● **What is expected**:
Output the material beneath this task exactly, images excluded.
### Entries shown
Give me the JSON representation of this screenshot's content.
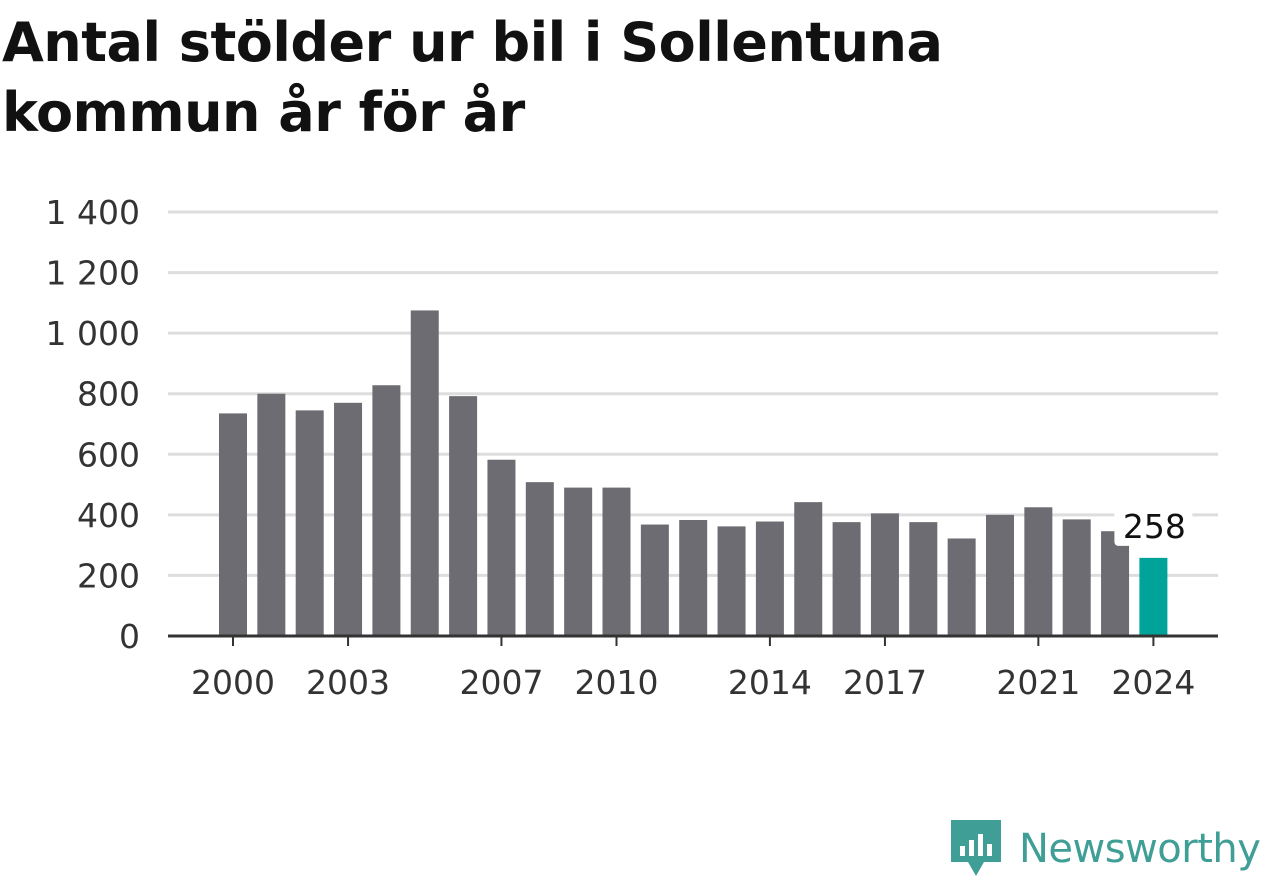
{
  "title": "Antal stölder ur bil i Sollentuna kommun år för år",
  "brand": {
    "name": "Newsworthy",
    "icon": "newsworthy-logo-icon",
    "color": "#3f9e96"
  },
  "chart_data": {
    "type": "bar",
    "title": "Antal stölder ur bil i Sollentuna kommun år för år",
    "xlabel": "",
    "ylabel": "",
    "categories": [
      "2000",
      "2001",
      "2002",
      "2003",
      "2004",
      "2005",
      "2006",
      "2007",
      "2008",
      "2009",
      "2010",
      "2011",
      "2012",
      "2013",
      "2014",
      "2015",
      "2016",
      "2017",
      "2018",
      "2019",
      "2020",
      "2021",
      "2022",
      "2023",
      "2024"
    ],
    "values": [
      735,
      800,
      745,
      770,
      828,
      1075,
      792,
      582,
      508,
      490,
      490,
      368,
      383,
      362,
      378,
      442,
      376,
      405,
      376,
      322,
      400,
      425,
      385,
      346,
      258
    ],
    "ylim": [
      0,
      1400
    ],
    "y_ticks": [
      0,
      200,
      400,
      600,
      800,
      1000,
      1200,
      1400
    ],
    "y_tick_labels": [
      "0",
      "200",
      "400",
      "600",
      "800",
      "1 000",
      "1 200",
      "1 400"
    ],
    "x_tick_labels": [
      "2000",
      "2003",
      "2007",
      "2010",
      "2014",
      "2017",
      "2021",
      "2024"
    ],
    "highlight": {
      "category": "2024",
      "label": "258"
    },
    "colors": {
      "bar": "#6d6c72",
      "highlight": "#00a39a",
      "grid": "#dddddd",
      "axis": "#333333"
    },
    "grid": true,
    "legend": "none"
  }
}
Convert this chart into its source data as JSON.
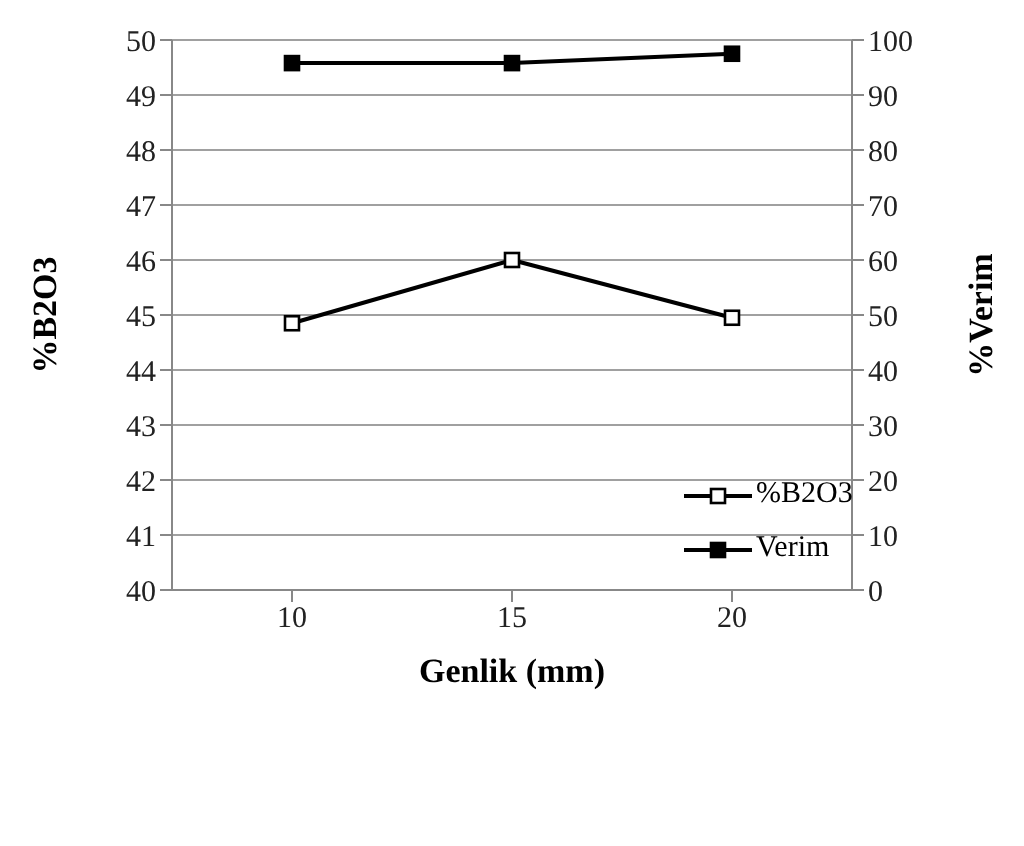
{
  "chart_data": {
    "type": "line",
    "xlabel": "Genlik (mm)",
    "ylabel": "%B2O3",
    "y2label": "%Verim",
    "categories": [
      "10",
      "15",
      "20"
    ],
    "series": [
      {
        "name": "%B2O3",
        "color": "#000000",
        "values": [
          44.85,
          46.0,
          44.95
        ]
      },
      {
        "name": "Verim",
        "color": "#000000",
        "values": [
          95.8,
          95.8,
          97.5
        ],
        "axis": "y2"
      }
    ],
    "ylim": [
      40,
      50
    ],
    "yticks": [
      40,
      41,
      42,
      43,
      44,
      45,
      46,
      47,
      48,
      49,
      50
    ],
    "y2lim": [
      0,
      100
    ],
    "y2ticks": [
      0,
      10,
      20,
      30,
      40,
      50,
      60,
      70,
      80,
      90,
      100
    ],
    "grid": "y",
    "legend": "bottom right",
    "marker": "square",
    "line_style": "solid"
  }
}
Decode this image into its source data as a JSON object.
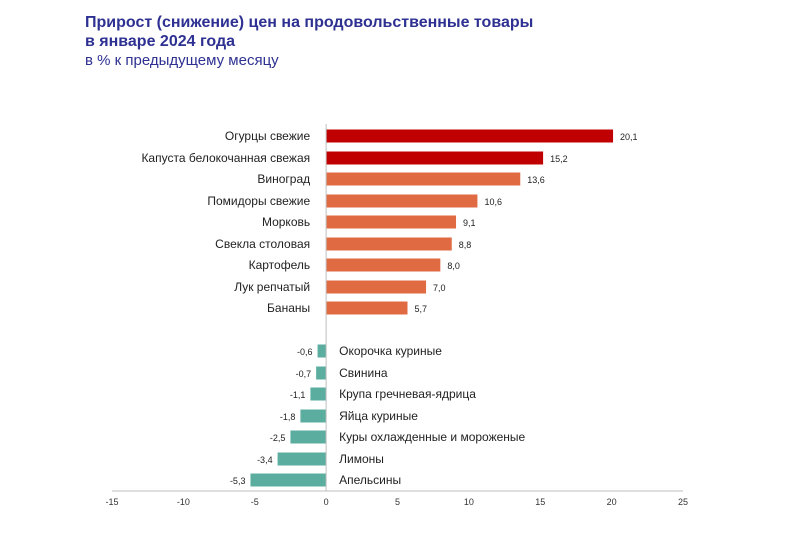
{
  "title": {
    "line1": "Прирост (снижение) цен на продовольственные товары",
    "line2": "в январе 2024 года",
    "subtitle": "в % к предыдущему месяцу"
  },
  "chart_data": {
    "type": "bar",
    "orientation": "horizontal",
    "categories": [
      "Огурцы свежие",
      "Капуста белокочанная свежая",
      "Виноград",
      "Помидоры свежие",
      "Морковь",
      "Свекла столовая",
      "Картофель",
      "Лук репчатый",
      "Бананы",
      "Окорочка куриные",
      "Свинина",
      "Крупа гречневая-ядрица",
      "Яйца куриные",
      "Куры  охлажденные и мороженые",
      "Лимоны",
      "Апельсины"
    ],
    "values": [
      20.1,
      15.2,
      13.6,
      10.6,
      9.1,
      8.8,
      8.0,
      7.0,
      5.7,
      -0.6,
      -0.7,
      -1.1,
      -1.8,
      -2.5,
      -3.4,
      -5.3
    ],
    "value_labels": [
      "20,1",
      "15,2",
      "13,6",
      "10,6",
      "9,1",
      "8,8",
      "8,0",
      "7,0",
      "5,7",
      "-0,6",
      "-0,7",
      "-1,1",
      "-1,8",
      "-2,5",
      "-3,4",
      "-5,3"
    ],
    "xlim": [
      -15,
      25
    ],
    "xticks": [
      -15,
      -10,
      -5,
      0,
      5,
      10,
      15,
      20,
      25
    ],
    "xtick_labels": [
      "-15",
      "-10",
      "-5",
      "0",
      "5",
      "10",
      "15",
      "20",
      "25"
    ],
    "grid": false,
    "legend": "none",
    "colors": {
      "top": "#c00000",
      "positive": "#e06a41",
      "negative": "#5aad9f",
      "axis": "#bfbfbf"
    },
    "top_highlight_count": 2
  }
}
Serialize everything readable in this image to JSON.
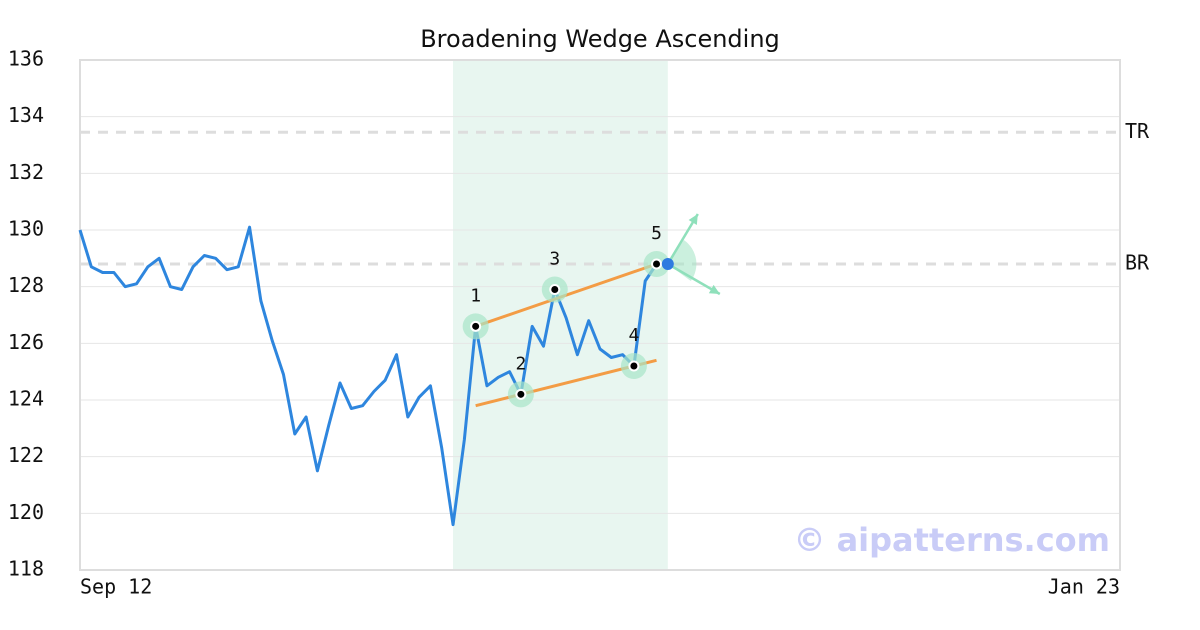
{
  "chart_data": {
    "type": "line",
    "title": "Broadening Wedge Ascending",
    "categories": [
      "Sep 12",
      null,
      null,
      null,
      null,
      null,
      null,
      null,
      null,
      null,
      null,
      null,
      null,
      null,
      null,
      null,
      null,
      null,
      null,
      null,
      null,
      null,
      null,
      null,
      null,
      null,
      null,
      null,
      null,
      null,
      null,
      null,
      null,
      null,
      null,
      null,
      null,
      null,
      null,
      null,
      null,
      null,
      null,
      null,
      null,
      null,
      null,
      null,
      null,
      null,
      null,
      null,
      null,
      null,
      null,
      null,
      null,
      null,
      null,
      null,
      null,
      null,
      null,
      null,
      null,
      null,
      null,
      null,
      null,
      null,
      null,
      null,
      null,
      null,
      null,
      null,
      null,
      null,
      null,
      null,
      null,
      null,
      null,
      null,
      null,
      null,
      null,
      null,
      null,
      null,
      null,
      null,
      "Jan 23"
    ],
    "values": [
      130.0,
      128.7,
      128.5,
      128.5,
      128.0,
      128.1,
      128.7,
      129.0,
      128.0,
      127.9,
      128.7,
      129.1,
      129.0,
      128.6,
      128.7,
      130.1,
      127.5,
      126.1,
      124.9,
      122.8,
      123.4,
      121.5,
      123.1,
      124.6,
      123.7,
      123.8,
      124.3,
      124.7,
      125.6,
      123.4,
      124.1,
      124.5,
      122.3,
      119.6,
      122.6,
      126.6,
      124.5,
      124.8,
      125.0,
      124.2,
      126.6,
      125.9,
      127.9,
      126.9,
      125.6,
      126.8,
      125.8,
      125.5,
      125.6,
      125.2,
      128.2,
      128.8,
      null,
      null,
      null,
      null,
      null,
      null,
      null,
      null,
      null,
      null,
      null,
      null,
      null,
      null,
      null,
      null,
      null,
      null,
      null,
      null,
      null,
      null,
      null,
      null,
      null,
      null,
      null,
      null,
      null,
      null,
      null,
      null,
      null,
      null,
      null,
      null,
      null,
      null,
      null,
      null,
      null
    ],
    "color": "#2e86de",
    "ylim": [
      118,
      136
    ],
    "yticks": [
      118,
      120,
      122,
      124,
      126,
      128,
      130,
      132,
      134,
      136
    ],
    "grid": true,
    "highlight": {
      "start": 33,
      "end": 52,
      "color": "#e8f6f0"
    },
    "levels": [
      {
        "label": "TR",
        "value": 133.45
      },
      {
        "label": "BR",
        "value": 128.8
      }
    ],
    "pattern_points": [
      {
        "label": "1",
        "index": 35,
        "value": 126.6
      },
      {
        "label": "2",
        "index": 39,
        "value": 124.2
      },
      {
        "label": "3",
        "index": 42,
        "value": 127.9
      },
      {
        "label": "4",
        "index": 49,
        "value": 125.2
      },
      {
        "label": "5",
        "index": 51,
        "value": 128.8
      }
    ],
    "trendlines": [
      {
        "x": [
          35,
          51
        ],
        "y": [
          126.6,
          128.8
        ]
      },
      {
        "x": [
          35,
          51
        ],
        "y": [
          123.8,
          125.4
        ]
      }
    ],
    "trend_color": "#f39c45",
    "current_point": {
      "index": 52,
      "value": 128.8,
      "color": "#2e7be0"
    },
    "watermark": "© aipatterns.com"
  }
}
######
● **Full solution**:
Give me the JSON representation of this screenshot's content.
{
  "title": "Antal stölder ur bil i Sollentuna kommun år för år",
  "brand": {
    "name": "Newsworthy",
    "icon": "newsworthy-logo-icon",
    "color": "#3f9e96"
  },
  "chart_data": {
    "type": "bar",
    "title": "Antal stölder ur bil i Sollentuna kommun år för år",
    "xlabel": "",
    "ylabel": "",
    "categories": [
      "2000",
      "2001",
      "2002",
      "2003",
      "2004",
      "2005",
      "2006",
      "2007",
      "2008",
      "2009",
      "2010",
      "2011",
      "2012",
      "2013",
      "2014",
      "2015",
      "2016",
      "2017",
      "2018",
      "2019",
      "2020",
      "2021",
      "2022",
      "2023",
      "2024"
    ],
    "values": [
      735,
      800,
      745,
      770,
      828,
      1075,
      792,
      582,
      508,
      490,
      490,
      368,
      383,
      362,
      378,
      442,
      376,
      405,
      376,
      322,
      400,
      425,
      385,
      346,
      258
    ],
    "ylim": [
      0,
      1400
    ],
    "y_ticks": [
      0,
      200,
      400,
      600,
      800,
      1000,
      1200,
      1400
    ],
    "y_tick_labels": [
      "0",
      "200",
      "400",
      "600",
      "800",
      "1 000",
      "1 200",
      "1 400"
    ],
    "x_tick_labels": [
      "2000",
      "2003",
      "2007",
      "2010",
      "2014",
      "2017",
      "2021",
      "2024"
    ],
    "highlight": {
      "category": "2024",
      "label": "258"
    },
    "colors": {
      "bar": "#6d6c72",
      "highlight": "#00a39a",
      "grid": "#dddddd",
      "axis": "#333333"
    },
    "grid": true,
    "legend": "none"
  }
}
Convert this chart into its source data as JSON.
{
  "chart_data": {
    "type": "line",
    "xlabel": "Genlik (mm)",
    "ylabel": "%B2O3",
    "y2label": "%Verim",
    "categories": [
      "10",
      "15",
      "20"
    ],
    "series": [
      {
        "name": "%B2O3",
        "color": "#000000",
        "values": [
          44.85,
          46.0,
          44.95
        ]
      },
      {
        "name": "Verim",
        "color": "#000000",
        "values": [
          95.8,
          95.8,
          97.5
        ],
        "axis": "y2"
      }
    ],
    "ylim": [
      40,
      50
    ],
    "yticks": [
      40,
      41,
      42,
      43,
      44,
      45,
      46,
      47,
      48,
      49,
      50
    ],
    "y2lim": [
      0,
      100
    ],
    "y2ticks": [
      0,
      10,
      20,
      30,
      40,
      50,
      60,
      70,
      80,
      90,
      100
    ],
    "grid": "y",
    "legend": "bottom right",
    "marker": "square",
    "line_style": "solid"
  }
}
Decode this image into its source data as a JSON object.
{
  "title": {
    "line1": "Прирост (снижение) цен на продовольственные товары",
    "line2": "в январе 2024 года",
    "subtitle": "в % к предыдущему месяцу"
  },
  "chart_data": {
    "type": "bar",
    "orientation": "horizontal",
    "categories": [
      "Огурцы свежие",
      "Капуста белокочанная свежая",
      "Виноград",
      "Помидоры свежие",
      "Морковь",
      "Свекла столовая",
      "Картофель",
      "Лук репчатый",
      "Бананы",
      "Окорочка куриные",
      "Свинина",
      "Крупа гречневая-ядрица",
      "Яйца куриные",
      "Куры  охлажденные и мороженые",
      "Лимоны",
      "Апельсины"
    ],
    "values": [
      20.1,
      15.2,
      13.6,
      10.6,
      9.1,
      8.8,
      8.0,
      7.0,
      5.7,
      -0.6,
      -0.7,
      -1.1,
      -1.8,
      -2.5,
      -3.4,
      -5.3
    ],
    "value_labels": [
      "20,1",
      "15,2",
      "13,6",
      "10,6",
      "9,1",
      "8,8",
      "8,0",
      "7,0",
      "5,7",
      "-0,6",
      "-0,7",
      "-1,1",
      "-1,8",
      "-2,5",
      "-3,4",
      "-5,3"
    ],
    "xlim": [
      -15,
      25
    ],
    "xticks": [
      -15,
      -10,
      -5,
      0,
      5,
      10,
      15,
      20,
      25
    ],
    "xtick_labels": [
      "-15",
      "-10",
      "-5",
      "0",
      "5",
      "10",
      "15",
      "20",
      "25"
    ],
    "grid": false,
    "legend": "none",
    "colors": {
      "top": "#c00000",
      "positive": "#e06a41",
      "negative": "#5aad9f",
      "axis": "#bfbfbf"
    },
    "top_highlight_count": 2
  }
}
Serialize everything readable in this image to JSON.
{
  "chart_data": {
    "type": "line",
    "title": "Broadening Wedge Ascending",
    "categories": [
      "Sep 12",
      null,
      null,
      null,
      null,
      null,
      null,
      null,
      null,
      null,
      null,
      null,
      null,
      null,
      null,
      null,
      null,
      null,
      null,
      null,
      null,
      null,
      null,
      null,
      null,
      null,
      null,
      null,
      null,
      null,
      null,
      null,
      null,
      null,
      null,
      null,
      null,
      null,
      null,
      null,
      null,
      null,
      null,
      null,
      null,
      null,
      null,
      null,
      null,
      null,
      null,
      null,
      null,
      null,
      null,
      null,
      null,
      null,
      null,
      null,
      null,
      null,
      null,
      null,
      null,
      null,
      null,
      null,
      null,
      null,
      null,
      null,
      null,
      null,
      null,
      null,
      null,
      null,
      null,
      null,
      null,
      null,
      null,
      null,
      null,
      null,
      null,
      null,
      null,
      null,
      null,
      null,
      "Jan 23"
    ],
    "values": [
      130.0,
      128.7,
      128.5,
      128.5,
      128.0,
      128.1,
      128.7,
      129.0,
      128.0,
      127.9,
      128.7,
      129.1,
      129.0,
      128.6,
      128.7,
      130.1,
      127.5,
      126.1,
      124.9,
      122.8,
      123.4,
      121.5,
      123.1,
      124.6,
      123.7,
      123.8,
      124.3,
      124.7,
      125.6,
      123.4,
      124.1,
      124.5,
      122.3,
      119.6,
      122.6,
      126.6,
      124.5,
      124.8,
      125.0,
      124.2,
      126.6,
      125.9,
      127.9,
      126.9,
      125.6,
      126.8,
      125.8,
      125.5,
      125.6,
      125.2,
      128.2,
      128.8,
      null,
      null,
      null,
      null,
      null,
      null,
      null,
      null,
      null,
      null,
      null,
      null,
      null,
      null,
      null,
      null,
      null,
      null,
      null,
      null,
      null,
      null,
      null,
      null,
      null,
      null,
      null,
      null,
      null,
      null,
      null,
      null,
      null,
      null,
      null,
      null,
      null,
      null,
      null,
      null,
      null
    ],
    "color": "#2e86de",
    "ylim": [
      118,
      136
    ],
    "yticks": [
      118,
      120,
      122,
      124,
      126,
      128,
      130,
      132,
      134,
      136
    ],
    "grid": true,
    "highlight": {
      "start": 33,
      "end": 52,
      "color": "#e8f6f0"
    },
    "levels": [
      {
        "label": "TR",
        "value": 133.45
      },
      {
        "label": "BR",
        "value": 128.8
      }
    ],
    "pattern_points": [
      {
        "label": "1",
        "index": 35,
        "value": 126.6
      },
      {
        "label": "2",
        "index": 39,
        "value": 124.2
      },
      {
        "label": "3",
        "index": 42,
        "value": 127.9
      },
      {
        "label": "4",
        "index": 49,
        "value": 125.2
      },
      {
        "label": "5",
        "index": 51,
        "value": 128.8
      }
    ],
    "trendlines": [
      {
        "x": [
          35,
          51
        ],
        "y": [
          126.6,
          128.8
        ]
      },
      {
        "x": [
          35,
          51
        ],
        "y": [
          123.8,
          125.4
        ]
      }
    ],
    "trend_color": "#f39c45",
    "current_point": {
      "index": 52,
      "value": 128.8,
      "color": "#2e7be0"
    },
    "watermark": "© aipatterns.com"
  }
}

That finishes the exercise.